What you need to do >> Show every line in the records below that contains the word "Rate".
++++ Data
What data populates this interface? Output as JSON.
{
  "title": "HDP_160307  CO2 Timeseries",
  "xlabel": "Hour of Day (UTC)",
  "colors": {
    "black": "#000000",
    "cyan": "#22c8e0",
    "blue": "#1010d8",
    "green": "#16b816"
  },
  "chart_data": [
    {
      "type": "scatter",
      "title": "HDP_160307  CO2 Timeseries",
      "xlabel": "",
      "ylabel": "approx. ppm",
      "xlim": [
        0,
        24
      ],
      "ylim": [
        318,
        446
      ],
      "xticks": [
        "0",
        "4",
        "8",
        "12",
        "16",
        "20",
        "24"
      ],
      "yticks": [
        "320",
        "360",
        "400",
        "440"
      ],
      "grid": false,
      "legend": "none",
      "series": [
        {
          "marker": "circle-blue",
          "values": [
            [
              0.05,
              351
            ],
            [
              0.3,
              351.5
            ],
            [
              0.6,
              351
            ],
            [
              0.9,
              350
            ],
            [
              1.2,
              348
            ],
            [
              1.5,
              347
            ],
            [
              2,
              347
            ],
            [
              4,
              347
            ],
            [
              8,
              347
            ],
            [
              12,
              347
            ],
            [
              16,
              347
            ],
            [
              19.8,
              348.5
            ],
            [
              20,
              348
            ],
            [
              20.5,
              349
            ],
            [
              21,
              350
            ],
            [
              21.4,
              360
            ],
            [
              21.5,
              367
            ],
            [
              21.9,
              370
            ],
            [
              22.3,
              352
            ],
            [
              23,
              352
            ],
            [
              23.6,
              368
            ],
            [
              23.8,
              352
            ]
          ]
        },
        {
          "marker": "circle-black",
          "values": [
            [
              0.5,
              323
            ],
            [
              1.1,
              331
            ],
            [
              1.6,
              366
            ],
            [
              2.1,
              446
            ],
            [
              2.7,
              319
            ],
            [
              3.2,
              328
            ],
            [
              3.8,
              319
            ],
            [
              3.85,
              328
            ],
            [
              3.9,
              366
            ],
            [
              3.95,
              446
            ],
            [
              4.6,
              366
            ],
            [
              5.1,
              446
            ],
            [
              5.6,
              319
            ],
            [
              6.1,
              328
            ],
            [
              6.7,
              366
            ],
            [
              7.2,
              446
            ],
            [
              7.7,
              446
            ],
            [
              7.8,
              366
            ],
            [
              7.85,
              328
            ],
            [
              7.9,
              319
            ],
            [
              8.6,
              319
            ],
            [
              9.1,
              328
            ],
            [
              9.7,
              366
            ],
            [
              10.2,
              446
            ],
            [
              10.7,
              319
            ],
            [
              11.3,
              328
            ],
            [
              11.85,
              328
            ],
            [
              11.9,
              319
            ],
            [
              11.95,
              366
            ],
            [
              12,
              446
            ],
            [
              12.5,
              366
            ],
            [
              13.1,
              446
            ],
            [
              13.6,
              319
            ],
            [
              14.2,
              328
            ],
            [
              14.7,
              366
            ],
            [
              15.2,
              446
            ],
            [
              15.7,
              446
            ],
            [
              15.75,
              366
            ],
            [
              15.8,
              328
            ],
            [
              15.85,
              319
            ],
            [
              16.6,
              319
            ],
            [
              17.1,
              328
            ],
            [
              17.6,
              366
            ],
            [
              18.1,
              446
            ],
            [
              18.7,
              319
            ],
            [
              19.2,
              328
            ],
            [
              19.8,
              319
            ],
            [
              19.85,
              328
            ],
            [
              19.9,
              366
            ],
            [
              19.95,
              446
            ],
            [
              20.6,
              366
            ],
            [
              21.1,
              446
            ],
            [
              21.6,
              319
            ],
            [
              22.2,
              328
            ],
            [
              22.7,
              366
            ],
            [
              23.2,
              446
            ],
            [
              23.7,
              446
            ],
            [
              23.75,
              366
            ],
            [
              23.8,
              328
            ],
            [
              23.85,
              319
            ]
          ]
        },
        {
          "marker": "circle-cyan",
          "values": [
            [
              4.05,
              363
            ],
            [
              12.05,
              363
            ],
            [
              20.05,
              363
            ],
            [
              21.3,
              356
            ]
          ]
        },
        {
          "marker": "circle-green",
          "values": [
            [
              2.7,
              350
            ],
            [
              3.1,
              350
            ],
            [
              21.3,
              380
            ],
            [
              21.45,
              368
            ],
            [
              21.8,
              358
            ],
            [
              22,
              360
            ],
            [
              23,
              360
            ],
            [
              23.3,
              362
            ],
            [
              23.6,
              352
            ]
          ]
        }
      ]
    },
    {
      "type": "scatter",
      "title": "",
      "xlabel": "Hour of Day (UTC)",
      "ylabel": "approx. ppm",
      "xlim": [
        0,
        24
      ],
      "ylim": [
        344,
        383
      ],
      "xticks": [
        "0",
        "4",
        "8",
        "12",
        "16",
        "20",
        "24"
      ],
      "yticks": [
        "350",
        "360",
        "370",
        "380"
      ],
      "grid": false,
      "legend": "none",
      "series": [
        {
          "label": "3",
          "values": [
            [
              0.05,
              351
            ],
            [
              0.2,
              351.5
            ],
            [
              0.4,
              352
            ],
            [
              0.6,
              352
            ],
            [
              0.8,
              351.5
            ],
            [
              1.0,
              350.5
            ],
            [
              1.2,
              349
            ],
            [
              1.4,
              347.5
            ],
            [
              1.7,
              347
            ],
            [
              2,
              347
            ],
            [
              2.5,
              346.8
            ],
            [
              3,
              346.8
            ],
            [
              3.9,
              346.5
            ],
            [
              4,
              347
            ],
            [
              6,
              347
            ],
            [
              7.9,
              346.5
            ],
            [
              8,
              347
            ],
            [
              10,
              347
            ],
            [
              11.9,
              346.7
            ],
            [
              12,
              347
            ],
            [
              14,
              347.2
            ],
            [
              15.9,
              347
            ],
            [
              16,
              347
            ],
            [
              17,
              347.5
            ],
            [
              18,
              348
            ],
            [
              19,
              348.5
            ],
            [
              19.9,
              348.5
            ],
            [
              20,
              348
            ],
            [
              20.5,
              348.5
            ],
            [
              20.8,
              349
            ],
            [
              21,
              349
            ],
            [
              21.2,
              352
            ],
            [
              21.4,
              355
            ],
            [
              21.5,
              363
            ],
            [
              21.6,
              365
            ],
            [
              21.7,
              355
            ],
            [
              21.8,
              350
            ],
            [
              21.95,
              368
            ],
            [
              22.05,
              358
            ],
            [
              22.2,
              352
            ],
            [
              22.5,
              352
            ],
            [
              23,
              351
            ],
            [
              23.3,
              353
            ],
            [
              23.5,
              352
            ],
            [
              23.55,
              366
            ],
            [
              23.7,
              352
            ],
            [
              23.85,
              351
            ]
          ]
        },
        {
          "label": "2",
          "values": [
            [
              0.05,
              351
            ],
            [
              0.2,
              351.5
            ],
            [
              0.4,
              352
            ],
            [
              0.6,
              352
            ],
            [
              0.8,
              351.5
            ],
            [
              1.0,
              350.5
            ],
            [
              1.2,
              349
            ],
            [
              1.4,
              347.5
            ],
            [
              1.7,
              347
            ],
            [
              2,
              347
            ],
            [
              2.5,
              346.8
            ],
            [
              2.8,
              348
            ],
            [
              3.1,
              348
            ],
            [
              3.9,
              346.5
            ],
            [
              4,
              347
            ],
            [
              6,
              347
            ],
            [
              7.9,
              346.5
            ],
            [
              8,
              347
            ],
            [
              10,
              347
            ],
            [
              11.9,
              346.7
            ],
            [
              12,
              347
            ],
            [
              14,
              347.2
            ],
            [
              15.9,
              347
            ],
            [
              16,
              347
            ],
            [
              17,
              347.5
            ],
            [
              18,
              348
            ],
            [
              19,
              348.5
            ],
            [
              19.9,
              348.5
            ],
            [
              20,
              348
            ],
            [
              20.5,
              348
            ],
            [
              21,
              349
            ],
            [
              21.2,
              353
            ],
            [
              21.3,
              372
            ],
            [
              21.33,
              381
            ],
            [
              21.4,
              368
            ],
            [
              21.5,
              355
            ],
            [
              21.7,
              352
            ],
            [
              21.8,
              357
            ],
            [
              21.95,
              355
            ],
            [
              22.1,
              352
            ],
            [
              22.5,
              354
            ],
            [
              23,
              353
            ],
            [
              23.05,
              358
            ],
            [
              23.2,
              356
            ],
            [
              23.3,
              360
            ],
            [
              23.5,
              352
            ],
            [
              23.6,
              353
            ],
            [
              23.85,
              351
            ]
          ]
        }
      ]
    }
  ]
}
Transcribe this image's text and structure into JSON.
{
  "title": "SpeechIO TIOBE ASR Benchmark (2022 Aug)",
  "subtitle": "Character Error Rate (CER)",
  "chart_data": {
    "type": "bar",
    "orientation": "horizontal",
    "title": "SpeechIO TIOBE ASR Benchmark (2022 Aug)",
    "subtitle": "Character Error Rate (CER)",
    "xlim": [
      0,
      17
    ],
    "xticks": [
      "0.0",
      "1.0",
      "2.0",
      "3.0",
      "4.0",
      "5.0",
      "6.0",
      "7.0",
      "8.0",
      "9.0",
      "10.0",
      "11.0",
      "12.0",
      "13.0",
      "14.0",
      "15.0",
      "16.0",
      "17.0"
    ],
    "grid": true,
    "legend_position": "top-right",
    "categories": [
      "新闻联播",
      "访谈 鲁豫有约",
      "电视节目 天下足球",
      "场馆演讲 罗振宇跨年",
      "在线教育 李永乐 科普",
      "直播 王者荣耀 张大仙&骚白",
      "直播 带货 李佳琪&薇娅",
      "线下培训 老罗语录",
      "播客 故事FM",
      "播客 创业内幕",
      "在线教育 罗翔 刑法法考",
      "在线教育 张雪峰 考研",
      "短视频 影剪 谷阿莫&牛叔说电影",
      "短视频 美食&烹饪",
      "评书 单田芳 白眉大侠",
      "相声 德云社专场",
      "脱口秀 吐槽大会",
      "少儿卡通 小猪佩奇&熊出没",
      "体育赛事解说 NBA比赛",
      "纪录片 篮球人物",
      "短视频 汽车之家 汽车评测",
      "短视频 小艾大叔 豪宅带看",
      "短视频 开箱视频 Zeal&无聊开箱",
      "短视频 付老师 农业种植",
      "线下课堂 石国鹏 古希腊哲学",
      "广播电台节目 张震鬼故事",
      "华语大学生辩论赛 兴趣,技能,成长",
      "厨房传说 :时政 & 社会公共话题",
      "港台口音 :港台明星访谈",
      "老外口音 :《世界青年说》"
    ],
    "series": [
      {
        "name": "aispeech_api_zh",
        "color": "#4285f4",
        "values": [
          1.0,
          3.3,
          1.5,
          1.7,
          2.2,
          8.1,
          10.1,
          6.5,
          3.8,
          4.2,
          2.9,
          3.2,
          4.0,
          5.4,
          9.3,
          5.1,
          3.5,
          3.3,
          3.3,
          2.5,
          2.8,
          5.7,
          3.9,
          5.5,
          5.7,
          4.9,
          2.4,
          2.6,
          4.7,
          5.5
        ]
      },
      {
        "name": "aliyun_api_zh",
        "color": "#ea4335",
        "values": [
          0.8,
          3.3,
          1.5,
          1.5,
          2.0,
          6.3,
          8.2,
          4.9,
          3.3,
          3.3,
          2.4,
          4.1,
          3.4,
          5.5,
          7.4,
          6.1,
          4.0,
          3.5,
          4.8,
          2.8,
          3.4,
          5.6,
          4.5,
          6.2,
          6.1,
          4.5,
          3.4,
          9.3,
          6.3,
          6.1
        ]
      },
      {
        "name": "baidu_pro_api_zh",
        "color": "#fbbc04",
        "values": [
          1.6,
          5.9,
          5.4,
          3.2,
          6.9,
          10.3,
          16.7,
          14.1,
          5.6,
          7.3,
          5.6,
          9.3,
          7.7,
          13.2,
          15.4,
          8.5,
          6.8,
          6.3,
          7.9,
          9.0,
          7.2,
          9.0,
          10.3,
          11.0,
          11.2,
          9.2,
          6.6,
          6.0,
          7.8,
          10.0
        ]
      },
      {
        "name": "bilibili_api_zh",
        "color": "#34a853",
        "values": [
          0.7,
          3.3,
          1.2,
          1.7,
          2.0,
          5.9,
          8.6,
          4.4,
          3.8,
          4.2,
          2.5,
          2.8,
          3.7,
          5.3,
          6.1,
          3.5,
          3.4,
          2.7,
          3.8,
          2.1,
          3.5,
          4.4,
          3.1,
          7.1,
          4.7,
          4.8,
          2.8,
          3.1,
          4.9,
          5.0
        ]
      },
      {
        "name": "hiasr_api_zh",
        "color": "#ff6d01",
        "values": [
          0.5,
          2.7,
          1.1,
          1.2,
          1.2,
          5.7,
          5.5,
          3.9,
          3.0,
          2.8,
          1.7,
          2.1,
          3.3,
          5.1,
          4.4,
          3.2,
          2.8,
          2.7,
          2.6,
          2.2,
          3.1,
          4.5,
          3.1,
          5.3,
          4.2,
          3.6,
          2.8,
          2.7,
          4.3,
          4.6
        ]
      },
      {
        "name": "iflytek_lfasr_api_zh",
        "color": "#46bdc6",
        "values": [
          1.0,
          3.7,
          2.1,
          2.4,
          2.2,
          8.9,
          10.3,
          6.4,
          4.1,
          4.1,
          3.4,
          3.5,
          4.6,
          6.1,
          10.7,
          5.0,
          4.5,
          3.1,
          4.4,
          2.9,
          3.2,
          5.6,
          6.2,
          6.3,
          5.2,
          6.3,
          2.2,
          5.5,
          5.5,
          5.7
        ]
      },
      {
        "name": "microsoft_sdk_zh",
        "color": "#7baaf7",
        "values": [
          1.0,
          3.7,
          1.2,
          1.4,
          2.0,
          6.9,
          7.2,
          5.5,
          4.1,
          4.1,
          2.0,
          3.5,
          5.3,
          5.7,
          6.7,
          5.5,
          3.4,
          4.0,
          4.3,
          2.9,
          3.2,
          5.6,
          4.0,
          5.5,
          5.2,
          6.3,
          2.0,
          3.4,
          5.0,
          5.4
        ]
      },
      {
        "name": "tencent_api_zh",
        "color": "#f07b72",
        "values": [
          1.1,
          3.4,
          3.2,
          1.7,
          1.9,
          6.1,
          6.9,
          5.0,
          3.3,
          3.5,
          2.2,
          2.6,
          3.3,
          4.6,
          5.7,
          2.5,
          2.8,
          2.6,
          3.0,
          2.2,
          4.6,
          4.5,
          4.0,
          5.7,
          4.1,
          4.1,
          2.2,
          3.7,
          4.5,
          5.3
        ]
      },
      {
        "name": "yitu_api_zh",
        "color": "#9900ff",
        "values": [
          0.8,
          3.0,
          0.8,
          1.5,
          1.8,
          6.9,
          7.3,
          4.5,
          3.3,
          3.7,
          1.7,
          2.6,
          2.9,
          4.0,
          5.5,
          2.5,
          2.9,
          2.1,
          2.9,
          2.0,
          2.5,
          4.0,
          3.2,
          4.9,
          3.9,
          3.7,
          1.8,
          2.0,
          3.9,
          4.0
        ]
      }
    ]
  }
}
++++++++
Written answer >>
  "subtitle": "Character Error Rate (CER)",
    "subtitle": "Character Error Rate (CER)",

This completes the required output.